== RECORDS SHOWN ==

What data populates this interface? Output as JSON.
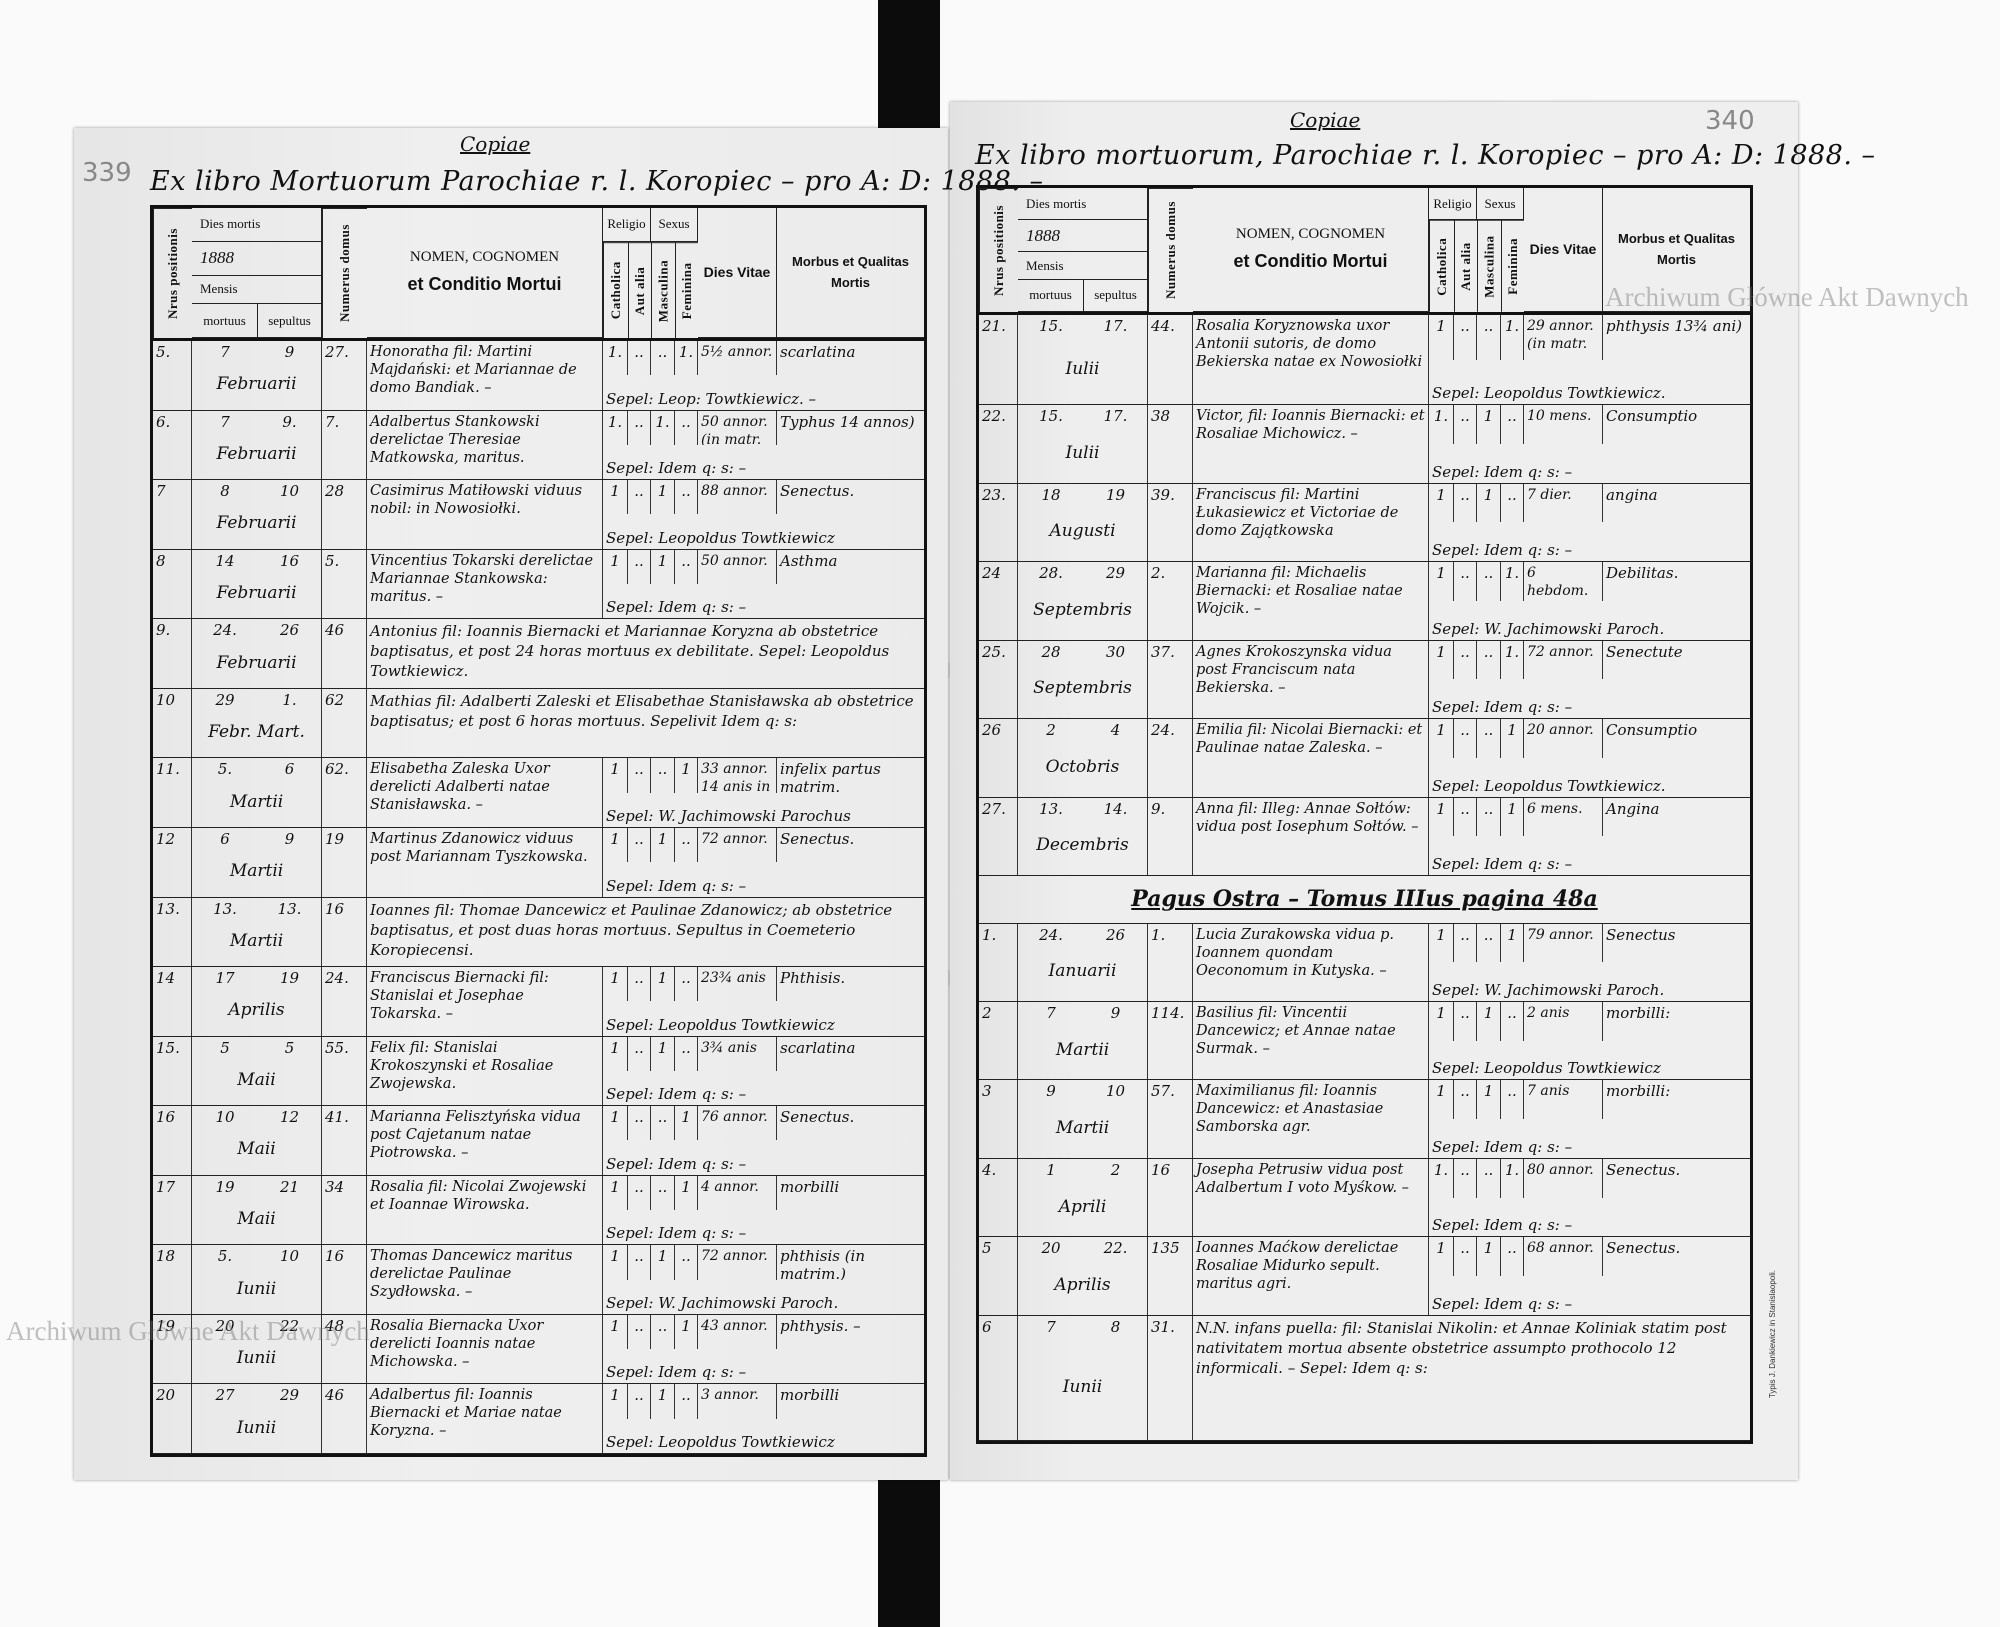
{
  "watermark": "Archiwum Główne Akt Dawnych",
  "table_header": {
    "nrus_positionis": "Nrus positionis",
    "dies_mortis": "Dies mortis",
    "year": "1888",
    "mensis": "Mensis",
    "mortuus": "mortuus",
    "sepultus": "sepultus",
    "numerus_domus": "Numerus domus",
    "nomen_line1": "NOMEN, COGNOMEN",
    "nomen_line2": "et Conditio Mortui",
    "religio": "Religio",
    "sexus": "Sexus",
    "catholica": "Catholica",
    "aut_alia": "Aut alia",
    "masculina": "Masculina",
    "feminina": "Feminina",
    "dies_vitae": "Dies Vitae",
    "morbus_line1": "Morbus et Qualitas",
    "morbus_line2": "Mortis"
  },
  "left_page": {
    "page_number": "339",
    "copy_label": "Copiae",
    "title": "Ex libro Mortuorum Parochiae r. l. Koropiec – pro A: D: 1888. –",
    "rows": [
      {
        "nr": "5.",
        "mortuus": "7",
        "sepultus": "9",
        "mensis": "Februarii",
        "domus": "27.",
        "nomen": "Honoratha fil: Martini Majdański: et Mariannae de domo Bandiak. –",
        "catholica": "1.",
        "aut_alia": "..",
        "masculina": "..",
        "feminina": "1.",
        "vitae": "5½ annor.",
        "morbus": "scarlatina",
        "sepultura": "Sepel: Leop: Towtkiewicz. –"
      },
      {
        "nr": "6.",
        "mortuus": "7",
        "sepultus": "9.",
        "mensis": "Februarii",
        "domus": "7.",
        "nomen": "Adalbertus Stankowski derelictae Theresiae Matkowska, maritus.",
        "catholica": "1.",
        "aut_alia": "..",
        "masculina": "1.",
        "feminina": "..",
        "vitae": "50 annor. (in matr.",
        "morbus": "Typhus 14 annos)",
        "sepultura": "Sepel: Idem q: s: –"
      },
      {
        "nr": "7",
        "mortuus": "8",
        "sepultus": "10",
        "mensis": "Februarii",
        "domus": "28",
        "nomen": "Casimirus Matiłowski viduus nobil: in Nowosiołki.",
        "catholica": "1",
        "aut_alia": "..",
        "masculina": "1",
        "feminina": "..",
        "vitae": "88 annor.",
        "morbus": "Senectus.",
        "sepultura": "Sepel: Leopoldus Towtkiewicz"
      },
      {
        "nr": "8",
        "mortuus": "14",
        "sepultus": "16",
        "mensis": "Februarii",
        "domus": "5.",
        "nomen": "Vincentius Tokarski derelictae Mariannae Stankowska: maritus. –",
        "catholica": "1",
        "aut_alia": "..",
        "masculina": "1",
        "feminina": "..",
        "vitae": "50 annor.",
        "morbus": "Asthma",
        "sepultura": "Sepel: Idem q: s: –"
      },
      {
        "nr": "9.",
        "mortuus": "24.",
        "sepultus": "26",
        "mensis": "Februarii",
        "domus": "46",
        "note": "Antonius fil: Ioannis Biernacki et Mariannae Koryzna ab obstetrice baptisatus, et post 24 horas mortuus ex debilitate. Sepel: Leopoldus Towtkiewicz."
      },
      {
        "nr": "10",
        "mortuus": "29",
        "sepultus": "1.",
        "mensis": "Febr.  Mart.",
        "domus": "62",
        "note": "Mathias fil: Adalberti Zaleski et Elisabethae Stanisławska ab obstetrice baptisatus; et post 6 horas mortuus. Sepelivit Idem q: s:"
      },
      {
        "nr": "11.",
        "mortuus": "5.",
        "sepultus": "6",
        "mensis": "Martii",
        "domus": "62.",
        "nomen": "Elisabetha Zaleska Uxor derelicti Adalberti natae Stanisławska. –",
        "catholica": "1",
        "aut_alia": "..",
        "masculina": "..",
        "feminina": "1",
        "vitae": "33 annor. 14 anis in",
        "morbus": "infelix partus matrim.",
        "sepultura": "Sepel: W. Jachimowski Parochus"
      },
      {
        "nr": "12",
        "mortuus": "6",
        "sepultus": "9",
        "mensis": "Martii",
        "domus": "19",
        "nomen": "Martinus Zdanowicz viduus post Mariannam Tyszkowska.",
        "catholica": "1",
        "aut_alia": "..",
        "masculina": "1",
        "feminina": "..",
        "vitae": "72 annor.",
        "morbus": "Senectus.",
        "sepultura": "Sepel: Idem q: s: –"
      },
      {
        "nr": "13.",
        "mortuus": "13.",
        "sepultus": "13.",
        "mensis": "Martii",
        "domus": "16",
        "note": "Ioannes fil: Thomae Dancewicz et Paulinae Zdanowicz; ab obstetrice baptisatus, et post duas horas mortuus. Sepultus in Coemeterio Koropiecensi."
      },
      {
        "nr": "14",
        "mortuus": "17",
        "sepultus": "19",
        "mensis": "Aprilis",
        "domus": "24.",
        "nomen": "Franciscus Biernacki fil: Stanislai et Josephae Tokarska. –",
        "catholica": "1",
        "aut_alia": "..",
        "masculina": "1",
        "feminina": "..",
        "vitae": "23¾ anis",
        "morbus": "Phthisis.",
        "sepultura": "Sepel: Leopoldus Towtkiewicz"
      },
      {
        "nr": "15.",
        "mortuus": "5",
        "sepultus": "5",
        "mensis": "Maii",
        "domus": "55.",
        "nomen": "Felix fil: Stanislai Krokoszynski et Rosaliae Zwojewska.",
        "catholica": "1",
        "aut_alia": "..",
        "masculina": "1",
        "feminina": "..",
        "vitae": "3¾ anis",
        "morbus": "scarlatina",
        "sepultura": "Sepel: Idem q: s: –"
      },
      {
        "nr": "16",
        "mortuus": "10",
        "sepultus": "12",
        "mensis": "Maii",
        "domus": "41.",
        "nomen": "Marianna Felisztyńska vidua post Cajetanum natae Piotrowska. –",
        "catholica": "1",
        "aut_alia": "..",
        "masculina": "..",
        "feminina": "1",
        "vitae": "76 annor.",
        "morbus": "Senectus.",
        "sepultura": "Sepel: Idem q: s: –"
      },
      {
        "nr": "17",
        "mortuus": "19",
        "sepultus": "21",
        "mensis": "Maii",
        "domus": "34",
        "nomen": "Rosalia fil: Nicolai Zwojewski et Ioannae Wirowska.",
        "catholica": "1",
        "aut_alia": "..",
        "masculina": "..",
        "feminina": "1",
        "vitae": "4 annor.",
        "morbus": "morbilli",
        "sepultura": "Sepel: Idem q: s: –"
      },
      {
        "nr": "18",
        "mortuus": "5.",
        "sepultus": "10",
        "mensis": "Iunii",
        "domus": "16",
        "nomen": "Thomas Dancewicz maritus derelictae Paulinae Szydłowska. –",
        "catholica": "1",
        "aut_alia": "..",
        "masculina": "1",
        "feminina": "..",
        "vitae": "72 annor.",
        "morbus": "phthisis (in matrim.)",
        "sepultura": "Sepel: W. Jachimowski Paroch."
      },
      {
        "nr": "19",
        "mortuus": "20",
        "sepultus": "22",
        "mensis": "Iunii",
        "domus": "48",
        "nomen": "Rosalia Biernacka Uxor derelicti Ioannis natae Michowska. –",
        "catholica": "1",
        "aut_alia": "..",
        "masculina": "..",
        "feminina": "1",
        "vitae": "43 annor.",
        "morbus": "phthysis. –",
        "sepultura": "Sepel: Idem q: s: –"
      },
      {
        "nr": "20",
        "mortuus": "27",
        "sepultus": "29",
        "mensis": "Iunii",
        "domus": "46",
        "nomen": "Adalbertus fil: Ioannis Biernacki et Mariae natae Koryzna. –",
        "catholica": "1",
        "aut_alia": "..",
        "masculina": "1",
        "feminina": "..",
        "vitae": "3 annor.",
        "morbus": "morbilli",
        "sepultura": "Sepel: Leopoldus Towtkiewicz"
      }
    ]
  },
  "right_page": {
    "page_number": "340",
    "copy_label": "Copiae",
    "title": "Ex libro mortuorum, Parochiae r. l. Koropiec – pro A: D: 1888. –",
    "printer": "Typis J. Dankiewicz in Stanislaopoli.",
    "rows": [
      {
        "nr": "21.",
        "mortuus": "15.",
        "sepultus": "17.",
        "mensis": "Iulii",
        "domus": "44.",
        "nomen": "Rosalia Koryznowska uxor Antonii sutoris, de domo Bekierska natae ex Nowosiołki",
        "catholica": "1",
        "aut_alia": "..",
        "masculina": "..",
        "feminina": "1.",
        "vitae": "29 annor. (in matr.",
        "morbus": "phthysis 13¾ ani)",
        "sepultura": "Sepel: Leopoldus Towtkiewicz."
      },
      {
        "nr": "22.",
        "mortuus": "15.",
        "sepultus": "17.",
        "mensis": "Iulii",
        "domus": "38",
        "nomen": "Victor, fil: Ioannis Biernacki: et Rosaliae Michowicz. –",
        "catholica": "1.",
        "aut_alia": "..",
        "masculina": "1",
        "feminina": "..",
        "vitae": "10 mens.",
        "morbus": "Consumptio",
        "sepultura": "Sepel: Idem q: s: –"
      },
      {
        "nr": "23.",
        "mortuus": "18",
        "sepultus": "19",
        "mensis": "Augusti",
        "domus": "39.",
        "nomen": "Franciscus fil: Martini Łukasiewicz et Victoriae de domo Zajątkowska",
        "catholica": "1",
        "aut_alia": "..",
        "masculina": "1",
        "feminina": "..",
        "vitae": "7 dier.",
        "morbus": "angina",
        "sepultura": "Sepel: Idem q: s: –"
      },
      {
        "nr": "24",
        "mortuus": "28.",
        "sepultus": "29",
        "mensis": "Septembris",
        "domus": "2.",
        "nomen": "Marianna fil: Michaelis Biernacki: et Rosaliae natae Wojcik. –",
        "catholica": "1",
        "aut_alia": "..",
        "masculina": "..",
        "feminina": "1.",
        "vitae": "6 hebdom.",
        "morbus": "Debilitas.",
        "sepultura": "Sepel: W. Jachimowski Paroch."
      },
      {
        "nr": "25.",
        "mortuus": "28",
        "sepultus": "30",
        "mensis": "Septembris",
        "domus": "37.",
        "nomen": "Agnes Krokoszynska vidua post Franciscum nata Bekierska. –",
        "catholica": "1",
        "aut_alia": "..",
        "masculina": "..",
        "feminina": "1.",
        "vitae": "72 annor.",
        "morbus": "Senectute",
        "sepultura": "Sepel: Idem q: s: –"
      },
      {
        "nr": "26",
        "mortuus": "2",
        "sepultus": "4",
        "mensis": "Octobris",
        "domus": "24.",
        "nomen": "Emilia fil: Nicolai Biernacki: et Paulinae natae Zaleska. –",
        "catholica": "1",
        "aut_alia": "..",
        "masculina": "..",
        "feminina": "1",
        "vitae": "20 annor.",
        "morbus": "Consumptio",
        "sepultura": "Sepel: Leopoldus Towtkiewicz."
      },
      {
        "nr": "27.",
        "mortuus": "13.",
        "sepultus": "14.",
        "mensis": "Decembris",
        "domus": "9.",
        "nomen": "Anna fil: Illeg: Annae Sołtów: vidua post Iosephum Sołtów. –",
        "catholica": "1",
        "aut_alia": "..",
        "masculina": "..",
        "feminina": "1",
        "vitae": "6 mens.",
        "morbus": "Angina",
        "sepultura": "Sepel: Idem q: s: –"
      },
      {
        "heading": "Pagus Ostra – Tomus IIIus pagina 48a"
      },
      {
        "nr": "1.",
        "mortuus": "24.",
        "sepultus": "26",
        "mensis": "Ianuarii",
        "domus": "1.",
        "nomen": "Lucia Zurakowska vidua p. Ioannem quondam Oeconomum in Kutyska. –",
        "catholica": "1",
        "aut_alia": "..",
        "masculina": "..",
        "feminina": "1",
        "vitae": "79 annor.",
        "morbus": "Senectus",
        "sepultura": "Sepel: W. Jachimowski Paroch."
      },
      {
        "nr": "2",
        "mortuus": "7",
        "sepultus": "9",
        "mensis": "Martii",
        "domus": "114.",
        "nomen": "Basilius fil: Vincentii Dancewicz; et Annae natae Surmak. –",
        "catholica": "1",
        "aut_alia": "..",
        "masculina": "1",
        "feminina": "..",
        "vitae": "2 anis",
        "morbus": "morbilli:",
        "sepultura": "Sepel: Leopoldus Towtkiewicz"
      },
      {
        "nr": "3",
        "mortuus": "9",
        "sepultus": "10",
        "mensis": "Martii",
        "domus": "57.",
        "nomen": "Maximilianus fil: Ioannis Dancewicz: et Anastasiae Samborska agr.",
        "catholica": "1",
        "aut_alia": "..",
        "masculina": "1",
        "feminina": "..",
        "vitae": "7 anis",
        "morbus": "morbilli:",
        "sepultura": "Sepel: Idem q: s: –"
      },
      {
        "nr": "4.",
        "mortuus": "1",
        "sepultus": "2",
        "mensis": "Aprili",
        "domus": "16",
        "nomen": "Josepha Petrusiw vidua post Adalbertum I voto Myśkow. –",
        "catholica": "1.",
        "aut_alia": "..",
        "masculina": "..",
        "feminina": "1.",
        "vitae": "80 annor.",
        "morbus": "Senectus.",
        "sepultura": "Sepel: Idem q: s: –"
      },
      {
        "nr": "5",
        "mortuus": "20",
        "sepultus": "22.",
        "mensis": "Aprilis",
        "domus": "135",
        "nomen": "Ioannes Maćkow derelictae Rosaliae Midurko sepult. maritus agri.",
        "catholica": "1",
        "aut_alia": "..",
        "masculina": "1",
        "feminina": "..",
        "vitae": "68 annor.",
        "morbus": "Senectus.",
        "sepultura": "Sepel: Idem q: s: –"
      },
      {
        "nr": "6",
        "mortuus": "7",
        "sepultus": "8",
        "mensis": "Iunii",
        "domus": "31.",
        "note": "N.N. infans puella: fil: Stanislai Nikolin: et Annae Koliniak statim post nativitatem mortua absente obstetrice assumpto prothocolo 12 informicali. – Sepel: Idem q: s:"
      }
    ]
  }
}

===

Go over the data above and copy every line that has the word "baptisatus" in it.

EXERCISE RESULT:
        "note": "Antonius fil: Ioannis Biernacki et Mariannae Koryzna ab obstetrice baptisatus, et post 24 horas mortuus ex debilitate. Sepel: Leopoldus Towtkiewicz."
        "note": "Mathias fil: Adalberti Zaleski et Elisabethae Stanisławska ab obstetrice baptisatus; et post 6 horas mortuus. Sepelivit Idem q: s:"
        "note": "Ioannes fil: Thomae Dancewicz et Paulinae Zdanowicz; ab obstetrice baptisatus, et post duas horas mortuus. Sepultus in Coemeterio Koropiecensi."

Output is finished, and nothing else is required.